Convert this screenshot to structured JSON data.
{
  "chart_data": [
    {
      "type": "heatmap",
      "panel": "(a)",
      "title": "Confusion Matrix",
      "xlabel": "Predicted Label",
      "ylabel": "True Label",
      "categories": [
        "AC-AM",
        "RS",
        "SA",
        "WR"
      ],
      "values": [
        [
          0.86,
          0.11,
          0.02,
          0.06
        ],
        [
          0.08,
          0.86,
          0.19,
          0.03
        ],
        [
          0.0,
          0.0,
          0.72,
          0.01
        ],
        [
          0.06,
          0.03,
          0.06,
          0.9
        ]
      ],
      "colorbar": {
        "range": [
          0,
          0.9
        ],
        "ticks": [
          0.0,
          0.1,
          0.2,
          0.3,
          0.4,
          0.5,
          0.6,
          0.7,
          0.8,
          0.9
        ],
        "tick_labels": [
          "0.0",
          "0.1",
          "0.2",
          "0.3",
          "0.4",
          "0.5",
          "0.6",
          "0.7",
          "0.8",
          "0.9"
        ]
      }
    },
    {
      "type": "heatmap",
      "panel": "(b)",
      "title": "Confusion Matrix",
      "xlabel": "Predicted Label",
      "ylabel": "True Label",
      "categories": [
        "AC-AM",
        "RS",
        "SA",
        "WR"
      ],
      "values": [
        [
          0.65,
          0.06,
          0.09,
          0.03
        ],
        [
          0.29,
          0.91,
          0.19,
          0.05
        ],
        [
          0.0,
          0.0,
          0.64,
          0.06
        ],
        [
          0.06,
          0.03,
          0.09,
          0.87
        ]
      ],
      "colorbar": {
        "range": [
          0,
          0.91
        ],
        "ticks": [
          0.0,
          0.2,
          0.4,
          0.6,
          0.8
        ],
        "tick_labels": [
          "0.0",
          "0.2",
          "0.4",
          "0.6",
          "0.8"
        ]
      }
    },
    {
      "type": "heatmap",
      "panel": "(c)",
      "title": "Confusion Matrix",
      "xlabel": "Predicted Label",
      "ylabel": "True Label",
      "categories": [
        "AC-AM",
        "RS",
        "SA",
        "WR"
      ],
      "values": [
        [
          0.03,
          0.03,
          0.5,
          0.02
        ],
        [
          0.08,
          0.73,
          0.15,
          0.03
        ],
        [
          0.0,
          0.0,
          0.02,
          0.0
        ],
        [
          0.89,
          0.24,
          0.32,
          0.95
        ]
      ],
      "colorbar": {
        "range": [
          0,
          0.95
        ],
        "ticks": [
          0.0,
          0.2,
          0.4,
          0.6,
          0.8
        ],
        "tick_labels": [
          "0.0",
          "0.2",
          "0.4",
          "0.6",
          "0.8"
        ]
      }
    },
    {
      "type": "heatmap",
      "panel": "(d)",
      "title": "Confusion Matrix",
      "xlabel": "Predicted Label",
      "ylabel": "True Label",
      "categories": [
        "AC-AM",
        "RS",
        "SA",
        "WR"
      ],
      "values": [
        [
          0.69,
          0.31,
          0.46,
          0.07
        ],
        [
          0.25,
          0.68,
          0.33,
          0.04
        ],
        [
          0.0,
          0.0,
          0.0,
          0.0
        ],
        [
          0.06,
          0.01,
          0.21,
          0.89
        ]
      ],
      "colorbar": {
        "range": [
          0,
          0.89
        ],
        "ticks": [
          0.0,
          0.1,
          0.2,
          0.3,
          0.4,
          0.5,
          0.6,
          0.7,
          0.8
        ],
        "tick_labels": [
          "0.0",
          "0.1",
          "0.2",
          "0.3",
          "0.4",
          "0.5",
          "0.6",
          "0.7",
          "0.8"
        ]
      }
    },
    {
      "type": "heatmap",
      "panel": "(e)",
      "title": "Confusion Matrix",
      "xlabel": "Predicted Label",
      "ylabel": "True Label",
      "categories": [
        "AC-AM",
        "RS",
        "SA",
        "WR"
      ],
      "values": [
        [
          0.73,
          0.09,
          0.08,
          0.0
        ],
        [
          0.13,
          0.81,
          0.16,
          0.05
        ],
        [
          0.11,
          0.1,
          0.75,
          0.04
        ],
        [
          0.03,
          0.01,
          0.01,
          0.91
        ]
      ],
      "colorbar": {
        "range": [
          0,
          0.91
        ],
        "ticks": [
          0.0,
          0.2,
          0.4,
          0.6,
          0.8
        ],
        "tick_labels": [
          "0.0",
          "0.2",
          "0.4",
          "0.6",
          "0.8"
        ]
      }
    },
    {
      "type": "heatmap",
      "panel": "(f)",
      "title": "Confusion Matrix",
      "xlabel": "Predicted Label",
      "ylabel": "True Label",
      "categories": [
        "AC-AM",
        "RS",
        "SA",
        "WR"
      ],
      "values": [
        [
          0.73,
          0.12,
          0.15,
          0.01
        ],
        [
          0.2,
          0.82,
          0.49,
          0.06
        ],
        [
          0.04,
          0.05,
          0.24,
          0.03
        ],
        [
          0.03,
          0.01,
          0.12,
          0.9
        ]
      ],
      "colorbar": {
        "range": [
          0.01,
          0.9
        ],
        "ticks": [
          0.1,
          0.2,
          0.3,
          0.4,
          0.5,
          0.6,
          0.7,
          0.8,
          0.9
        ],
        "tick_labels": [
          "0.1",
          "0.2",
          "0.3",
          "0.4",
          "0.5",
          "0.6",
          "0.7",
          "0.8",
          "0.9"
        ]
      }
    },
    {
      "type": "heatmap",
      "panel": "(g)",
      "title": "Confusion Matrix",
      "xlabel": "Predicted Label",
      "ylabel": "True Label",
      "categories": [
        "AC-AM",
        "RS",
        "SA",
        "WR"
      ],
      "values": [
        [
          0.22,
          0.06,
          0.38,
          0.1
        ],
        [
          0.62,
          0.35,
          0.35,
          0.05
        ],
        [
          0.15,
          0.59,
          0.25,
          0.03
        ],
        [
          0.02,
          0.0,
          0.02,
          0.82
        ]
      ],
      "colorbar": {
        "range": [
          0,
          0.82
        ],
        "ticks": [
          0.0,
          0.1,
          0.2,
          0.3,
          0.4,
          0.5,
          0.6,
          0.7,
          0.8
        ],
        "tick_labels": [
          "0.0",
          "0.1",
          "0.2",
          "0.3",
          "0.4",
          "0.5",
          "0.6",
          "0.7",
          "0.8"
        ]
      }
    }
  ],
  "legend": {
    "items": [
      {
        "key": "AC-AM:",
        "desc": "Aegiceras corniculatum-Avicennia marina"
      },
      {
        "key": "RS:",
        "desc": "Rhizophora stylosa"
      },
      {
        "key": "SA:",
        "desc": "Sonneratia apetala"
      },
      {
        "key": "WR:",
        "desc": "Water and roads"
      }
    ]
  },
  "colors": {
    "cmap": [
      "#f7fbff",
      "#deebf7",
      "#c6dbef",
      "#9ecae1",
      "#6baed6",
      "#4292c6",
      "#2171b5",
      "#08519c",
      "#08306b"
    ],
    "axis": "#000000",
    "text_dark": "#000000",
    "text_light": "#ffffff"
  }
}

SET TASK: Repeat every record, keeping each word and mark exactly as it is.

EXPECTED ANSWER:
Convert this screenshot to structured JSON data.
{
  "chart_data": [
    {
      "type": "heatmap",
      "panel": "(a)",
      "title": "Confusion Matrix",
      "xlabel": "Predicted Label",
      "ylabel": "True Label",
      "categories": [
        "AC-AM",
        "RS",
        "SA",
        "WR"
      ],
      "values": [
        [
          0.86,
          0.11,
          0.02,
          0.06
        ],
        [
          0.08,
          0.86,
          0.19,
          0.03
        ],
        [
          0.0,
          0.0,
          0.72,
          0.01
        ],
        [
          0.06,
          0.03,
          0.06,
          0.9
        ]
      ],
      "colorbar": {
        "range": [
          0,
          0.9
        ],
        "ticks": [
          0.0,
          0.1,
          0.2,
          0.3,
          0.4,
          0.5,
          0.6,
          0.7,
          0.8,
          0.9
        ],
        "tick_labels": [
          "0.0",
          "0.1",
          "0.2",
          "0.3",
          "0.4",
          "0.5",
          "0.6",
          "0.7",
          "0.8",
          "0.9"
        ]
      }
    },
    {
      "type": "heatmap",
      "panel": "(b)",
      "title": "Confusion Matrix",
      "xlabel": "Predicted Label",
      "ylabel": "True Label",
      "categories": [
        "AC-AM",
        "RS",
        "SA",
        "WR"
      ],
      "values": [
        [
          0.65,
          0.06,
          0.09,
          0.03
        ],
        [
          0.29,
          0.91,
          0.19,
          0.05
        ],
        [
          0.0,
          0.0,
          0.64,
          0.06
        ],
        [
          0.06,
          0.03,
          0.09,
          0.87
        ]
      ],
      "colorbar": {
        "range": [
          0,
          0.91
        ],
        "ticks": [
          0.0,
          0.2,
          0.4,
          0.6,
          0.8
        ],
        "tick_labels": [
          "0.0",
          "0.2",
          "0.4",
          "0.6",
          "0.8"
        ]
      }
    },
    {
      "type": "heatmap",
      "panel": "(c)",
      "title": "Confusion Matrix",
      "xlabel": "Predicted Label",
      "ylabel": "True Label",
      "categories": [
        "AC-AM",
        "RS",
        "SA",
        "WR"
      ],
      "values": [
        [
          0.03,
          0.03,
          0.5,
          0.02
        ],
        [
          0.08,
          0.73,
          0.15,
          0.03
        ],
        [
          0.0,
          0.0,
          0.02,
          0.0
        ],
        [
          0.89,
          0.24,
          0.32,
          0.95
        ]
      ],
      "colorbar": {
        "range": [
          0,
          0.95
        ],
        "ticks": [
          0.0,
          0.2,
          0.4,
          0.6,
          0.8
        ],
        "tick_labels": [
          "0.0",
          "0.2",
          "0.4",
          "0.6",
          "0.8"
        ]
      }
    },
    {
      "type": "heatmap",
      "panel": "(d)",
      "title": "Confusion Matrix",
      "xlabel": "Predicted Label",
      "ylabel": "True Label",
      "categories": [
        "AC-AM",
        "RS",
        "SA",
        "WR"
      ],
      "values": [
        [
          0.69,
          0.31,
          0.46,
          0.07
        ],
        [
          0.25,
          0.68,
          0.33,
          0.04
        ],
        [
          0.0,
          0.0,
          0.0,
          0.0
        ],
        [
          0.06,
          0.01,
          0.21,
          0.89
        ]
      ],
      "colorbar": {
        "range": [
          0,
          0.89
        ],
        "ticks": [
          0.0,
          0.1,
          0.2,
          0.3,
          0.4,
          0.5,
          0.6,
          0.7,
          0.8
        ],
        "tick_labels": [
          "0.0",
          "0.1",
          "0.2",
          "0.3",
          "0.4",
          "0.5",
          "0.6",
          "0.7",
          "0.8"
        ]
      }
    },
    {
      "type": "heatmap",
      "panel": "(e)",
      "title": "Confusion Matrix",
      "xlabel": "Predicted Label",
      "ylabel": "True Label",
      "categories": [
        "AC-AM",
        "RS",
        "SA",
        "WR"
      ],
      "values": [
        [
          0.73,
          0.09,
          0.08,
          0.0
        ],
        [
          0.13,
          0.81,
          0.16,
          0.05
        ],
        [
          0.11,
          0.1,
          0.75,
          0.04
        ],
        [
          0.03,
          0.01,
          0.01,
          0.91
        ]
      ],
      "colorbar": {
        "range": [
          0,
          0.91
        ],
        "ticks": [
          0.0,
          0.2,
          0.4,
          0.6,
          0.8
        ],
        "tick_labels": [
          "0.0",
          "0.2",
          "0.4",
          "0.6",
          "0.8"
        ]
      }
    },
    {
      "type": "heatmap",
      "panel": "(f)",
      "title": "Confusion Matrix",
      "xlabel": "Predicted Label",
      "ylabel": "True Label",
      "categories": [
        "AC-AM",
        "RS",
        "SA",
        "WR"
      ],
      "values": [
        [
          0.73,
          0.12,
          0.15,
          0.01
        ],
        [
          0.2,
          0.82,
          0.49,
          0.06
        ],
        [
          0.04,
          0.05,
          0.24,
          0.03
        ],
        [
          0.03,
          0.01,
          0.12,
          0.9
        ]
      ],
      "colorbar": {
        "range": [
          0.01,
          0.9
        ],
        "ticks": [
          0.1,
          0.2,
          0.3,
          0.4,
          0.5,
          0.6,
          0.7,
          0.8,
          0.9
        ],
        "tick_labels": [
          "0.1",
          "0.2",
          "0.3",
          "0.4",
          "0.5",
          "0.6",
          "0.7",
          "0.8",
          "0.9"
        ]
      }
    },
    {
      "type": "heatmap",
      "panel": "(g)",
      "title": "Confusion Matrix",
      "xlabel": "Predicted Label",
      "ylabel": "True Label",
      "categories": [
        "AC-AM",
        "RS",
        "SA",
        "WR"
      ],
      "values": [
        [
          0.22,
          0.06,
          0.38,
          0.1
        ],
        [
          0.62,
          0.35,
          0.35,
          0.05
        ],
        [
          0.15,
          0.59,
          0.25,
          0.03
        ],
        [
          0.02,
          0.0,
          0.02,
          0.82
        ]
      ],
      "colorbar": {
        "range": [
          0,
          0.82
        ],
        "ticks": [
          0.0,
          0.1,
          0.2,
          0.3,
          0.4,
          0.5,
          0.6,
          0.7,
          0.8
        ],
        "tick_labels": [
          "0.0",
          "0.1",
          "0.2",
          "0.3",
          "0.4",
          "0.5",
          "0.6",
          "0.7",
          "0.8"
        ]
      }
    }
  ],
  "legend": {
    "items": [
      {
        "key": "AC-AM:",
        "desc": "Aegiceras corniculatum-Avicennia marina"
      },
      {
        "key": "RS:",
        "desc": "Rhizophora stylosa"
      },
      {
        "key": "SA:",
        "desc": "Sonneratia apetala"
      },
      {
        "key": "WR:",
        "desc": "Water and roads"
      }
    ]
  },
  "colors": {
    "cmap": [
      "#f7fbff",
      "#deebf7",
      "#c6dbef",
      "#9ecae1",
      "#6baed6",
      "#4292c6",
      "#2171b5",
      "#08519c",
      "#08306b"
    ],
    "axis": "#000000",
    "text_dark": "#000000",
    "text_light": "#ffffff"
  }
}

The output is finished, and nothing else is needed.